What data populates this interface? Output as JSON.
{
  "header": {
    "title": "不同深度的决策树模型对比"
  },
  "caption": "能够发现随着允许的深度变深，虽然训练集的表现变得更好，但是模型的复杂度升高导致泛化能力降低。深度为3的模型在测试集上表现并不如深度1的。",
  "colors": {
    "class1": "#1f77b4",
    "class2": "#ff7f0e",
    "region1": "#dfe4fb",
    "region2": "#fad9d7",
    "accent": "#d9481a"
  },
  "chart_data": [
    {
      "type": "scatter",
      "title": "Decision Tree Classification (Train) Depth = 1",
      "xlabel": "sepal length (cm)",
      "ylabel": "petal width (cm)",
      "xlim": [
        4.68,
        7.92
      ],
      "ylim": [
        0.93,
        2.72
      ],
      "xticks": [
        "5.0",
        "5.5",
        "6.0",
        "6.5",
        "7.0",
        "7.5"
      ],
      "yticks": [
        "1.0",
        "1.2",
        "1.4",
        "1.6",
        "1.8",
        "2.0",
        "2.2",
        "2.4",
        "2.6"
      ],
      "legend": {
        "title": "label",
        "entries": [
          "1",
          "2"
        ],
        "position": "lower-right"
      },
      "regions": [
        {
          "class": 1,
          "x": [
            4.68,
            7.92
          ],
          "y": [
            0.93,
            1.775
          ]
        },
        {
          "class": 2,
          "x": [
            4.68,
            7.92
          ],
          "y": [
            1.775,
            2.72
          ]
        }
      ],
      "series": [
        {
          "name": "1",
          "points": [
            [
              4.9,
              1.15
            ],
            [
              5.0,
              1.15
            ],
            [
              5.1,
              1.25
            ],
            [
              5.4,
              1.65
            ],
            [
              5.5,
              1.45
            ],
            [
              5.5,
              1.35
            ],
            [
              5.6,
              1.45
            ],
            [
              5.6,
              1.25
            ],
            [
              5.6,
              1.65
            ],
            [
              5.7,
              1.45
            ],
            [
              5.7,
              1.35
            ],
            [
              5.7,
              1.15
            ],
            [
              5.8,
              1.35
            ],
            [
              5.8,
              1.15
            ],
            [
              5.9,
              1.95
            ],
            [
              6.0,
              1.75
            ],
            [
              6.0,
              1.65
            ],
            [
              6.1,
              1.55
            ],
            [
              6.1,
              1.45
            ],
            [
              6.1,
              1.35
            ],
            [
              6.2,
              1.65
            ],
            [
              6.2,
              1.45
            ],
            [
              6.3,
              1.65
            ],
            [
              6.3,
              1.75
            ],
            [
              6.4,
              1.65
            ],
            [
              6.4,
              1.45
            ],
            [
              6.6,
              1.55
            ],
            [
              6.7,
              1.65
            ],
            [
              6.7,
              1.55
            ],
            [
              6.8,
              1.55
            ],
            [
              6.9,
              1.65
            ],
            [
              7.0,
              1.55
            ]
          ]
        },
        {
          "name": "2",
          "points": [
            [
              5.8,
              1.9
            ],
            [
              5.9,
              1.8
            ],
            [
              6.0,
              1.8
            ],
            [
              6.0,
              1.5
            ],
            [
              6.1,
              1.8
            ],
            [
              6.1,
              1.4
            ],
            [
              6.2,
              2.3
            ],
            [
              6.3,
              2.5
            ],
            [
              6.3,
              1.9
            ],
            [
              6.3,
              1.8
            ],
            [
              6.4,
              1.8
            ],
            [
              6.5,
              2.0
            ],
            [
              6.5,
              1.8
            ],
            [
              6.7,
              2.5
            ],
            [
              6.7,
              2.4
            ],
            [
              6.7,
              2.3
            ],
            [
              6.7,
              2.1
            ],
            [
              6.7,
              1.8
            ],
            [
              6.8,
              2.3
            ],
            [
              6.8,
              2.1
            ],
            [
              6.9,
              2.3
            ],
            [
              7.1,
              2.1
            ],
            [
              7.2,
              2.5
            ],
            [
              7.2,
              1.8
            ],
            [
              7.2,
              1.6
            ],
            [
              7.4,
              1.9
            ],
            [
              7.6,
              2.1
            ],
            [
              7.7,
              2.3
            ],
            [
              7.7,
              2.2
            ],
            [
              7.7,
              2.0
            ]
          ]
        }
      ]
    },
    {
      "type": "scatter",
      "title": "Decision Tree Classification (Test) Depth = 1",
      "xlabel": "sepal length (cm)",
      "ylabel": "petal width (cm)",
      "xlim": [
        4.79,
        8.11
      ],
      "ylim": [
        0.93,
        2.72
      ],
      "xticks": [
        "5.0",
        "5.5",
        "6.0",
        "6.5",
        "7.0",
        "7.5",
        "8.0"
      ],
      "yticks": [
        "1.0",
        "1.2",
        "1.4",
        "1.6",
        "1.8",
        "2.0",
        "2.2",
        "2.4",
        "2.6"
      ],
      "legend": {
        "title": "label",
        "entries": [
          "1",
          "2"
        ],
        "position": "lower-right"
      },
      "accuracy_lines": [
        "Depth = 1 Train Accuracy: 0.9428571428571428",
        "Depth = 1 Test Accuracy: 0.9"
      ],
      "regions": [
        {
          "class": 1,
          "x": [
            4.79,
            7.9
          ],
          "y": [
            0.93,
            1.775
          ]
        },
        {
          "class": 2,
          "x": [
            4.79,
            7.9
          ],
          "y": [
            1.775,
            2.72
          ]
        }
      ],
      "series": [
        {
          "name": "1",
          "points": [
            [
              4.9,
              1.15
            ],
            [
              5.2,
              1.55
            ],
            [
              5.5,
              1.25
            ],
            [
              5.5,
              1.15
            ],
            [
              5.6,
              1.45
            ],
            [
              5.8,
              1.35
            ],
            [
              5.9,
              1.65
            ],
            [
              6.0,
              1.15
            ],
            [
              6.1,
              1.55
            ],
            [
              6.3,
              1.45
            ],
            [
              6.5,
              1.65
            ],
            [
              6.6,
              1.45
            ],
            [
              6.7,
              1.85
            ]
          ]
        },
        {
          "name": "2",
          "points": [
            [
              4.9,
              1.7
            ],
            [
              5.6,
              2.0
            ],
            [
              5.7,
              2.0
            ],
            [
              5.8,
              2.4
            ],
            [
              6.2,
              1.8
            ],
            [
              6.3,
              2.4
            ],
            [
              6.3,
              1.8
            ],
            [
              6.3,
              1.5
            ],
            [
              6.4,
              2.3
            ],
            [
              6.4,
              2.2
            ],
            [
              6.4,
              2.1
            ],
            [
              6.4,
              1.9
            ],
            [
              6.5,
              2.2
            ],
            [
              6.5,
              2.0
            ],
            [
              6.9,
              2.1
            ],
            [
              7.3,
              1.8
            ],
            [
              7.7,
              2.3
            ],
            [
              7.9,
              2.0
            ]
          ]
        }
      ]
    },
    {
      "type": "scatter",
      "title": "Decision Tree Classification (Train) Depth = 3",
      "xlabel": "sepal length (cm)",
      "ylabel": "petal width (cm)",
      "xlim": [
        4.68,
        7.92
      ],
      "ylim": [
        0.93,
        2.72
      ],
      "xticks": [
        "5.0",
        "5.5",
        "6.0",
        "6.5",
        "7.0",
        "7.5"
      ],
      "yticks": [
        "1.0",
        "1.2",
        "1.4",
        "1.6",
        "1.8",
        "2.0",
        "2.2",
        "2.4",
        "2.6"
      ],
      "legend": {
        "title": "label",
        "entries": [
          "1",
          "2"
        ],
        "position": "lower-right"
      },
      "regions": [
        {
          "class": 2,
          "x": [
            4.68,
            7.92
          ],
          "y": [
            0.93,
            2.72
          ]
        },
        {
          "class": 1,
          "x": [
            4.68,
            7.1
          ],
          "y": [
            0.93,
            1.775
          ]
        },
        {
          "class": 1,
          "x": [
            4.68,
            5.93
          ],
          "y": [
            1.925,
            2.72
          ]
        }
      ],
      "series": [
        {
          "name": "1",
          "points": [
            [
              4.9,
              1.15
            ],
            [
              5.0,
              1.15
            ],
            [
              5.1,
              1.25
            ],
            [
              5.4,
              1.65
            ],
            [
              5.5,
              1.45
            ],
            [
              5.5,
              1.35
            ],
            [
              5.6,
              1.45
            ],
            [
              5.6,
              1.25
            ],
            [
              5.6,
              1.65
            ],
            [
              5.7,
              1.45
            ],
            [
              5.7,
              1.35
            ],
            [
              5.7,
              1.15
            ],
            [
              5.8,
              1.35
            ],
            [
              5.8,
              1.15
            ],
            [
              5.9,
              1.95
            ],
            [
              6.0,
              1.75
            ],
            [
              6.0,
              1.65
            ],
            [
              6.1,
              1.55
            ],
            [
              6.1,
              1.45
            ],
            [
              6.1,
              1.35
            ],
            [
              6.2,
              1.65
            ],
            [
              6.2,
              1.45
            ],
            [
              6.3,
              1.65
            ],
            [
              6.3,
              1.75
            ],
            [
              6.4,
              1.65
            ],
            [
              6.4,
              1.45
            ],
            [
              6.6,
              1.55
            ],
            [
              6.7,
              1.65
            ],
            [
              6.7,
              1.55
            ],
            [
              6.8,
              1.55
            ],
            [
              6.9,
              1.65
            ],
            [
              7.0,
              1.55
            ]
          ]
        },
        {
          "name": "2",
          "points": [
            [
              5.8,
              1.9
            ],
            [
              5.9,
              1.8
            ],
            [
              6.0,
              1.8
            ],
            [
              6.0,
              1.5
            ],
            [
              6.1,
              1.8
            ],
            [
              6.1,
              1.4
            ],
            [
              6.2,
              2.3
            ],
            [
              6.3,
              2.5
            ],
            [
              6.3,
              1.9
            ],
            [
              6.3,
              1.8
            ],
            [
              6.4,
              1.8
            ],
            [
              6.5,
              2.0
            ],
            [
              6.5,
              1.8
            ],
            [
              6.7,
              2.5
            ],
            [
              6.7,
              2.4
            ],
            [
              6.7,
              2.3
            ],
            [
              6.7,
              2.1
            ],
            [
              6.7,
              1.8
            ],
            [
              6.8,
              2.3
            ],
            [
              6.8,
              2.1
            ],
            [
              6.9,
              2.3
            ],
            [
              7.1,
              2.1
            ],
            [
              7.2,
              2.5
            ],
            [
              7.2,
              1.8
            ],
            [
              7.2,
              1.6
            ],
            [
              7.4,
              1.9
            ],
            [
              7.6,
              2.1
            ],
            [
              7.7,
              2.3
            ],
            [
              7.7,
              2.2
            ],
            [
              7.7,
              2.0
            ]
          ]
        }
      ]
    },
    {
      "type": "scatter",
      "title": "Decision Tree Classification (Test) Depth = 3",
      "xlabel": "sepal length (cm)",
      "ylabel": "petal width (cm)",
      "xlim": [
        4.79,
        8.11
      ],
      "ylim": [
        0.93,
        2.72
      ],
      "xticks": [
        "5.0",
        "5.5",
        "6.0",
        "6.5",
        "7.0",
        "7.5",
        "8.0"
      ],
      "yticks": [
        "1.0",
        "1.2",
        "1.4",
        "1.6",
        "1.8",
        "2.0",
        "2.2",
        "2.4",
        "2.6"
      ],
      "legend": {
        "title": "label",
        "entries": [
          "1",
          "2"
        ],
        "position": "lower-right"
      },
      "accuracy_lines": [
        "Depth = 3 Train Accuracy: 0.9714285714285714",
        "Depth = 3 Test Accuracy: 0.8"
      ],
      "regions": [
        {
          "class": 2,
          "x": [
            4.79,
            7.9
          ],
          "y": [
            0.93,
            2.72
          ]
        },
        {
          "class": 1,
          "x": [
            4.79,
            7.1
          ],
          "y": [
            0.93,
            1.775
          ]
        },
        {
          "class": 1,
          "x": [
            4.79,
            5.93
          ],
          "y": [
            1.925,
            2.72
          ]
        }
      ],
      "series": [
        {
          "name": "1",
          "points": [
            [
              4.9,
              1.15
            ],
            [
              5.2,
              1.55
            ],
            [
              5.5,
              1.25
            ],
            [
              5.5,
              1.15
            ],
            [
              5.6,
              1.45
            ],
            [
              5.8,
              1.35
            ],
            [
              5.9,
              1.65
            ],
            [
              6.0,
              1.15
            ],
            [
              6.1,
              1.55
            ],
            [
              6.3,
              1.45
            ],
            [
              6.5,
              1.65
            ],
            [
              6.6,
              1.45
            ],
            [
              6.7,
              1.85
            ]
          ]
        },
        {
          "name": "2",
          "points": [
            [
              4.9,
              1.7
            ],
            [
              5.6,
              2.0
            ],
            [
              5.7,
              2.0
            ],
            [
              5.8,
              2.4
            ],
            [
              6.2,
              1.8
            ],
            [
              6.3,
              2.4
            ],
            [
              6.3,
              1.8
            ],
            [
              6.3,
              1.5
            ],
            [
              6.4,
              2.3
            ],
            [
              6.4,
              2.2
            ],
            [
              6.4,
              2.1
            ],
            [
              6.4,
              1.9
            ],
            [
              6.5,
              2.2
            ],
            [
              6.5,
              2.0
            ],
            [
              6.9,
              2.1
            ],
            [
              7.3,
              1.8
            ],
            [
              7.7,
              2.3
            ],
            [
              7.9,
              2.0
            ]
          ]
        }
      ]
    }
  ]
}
● ● ● ● ●
For the string "Test", count the lines of the entries above that include it; answer with the number only.

#### Final answer:
4